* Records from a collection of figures
▼▼▼

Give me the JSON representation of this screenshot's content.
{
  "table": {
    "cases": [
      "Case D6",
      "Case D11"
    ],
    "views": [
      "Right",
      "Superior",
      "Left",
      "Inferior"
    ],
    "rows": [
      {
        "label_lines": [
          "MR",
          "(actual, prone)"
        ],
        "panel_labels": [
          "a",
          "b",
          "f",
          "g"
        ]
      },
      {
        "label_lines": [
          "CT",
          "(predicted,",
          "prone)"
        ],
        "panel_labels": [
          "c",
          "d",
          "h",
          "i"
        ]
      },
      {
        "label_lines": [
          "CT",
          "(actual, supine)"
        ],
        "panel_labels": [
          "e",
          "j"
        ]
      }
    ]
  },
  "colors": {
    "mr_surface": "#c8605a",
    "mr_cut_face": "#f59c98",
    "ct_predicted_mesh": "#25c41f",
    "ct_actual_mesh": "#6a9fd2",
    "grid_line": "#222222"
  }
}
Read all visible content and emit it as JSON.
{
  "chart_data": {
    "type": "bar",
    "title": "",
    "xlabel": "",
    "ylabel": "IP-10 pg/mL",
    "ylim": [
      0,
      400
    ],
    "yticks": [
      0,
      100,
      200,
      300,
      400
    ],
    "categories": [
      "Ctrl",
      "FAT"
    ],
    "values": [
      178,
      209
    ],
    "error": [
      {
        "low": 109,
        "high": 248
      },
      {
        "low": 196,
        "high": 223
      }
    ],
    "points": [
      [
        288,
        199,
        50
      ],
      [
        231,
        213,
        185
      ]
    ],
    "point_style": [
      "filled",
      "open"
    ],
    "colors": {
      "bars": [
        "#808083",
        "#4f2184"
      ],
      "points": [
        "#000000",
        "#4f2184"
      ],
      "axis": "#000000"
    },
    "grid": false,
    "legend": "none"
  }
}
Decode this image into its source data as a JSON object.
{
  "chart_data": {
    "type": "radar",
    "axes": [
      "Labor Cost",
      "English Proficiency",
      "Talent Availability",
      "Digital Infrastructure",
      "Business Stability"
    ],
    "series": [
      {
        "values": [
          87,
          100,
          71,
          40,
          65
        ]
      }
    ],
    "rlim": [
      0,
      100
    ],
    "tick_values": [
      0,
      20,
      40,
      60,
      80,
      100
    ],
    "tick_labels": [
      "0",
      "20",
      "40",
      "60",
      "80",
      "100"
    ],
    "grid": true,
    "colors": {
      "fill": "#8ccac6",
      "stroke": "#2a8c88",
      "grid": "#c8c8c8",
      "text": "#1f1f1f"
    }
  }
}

▲▲▲

* EXERCISE REQUIREMENTS
Where does the word "this" appear in the listing? List each line that holds it.

* WORKED ANSWER
Give me the JSON representation of this screenshot's content.
Decode this image into its source data as a JSON object.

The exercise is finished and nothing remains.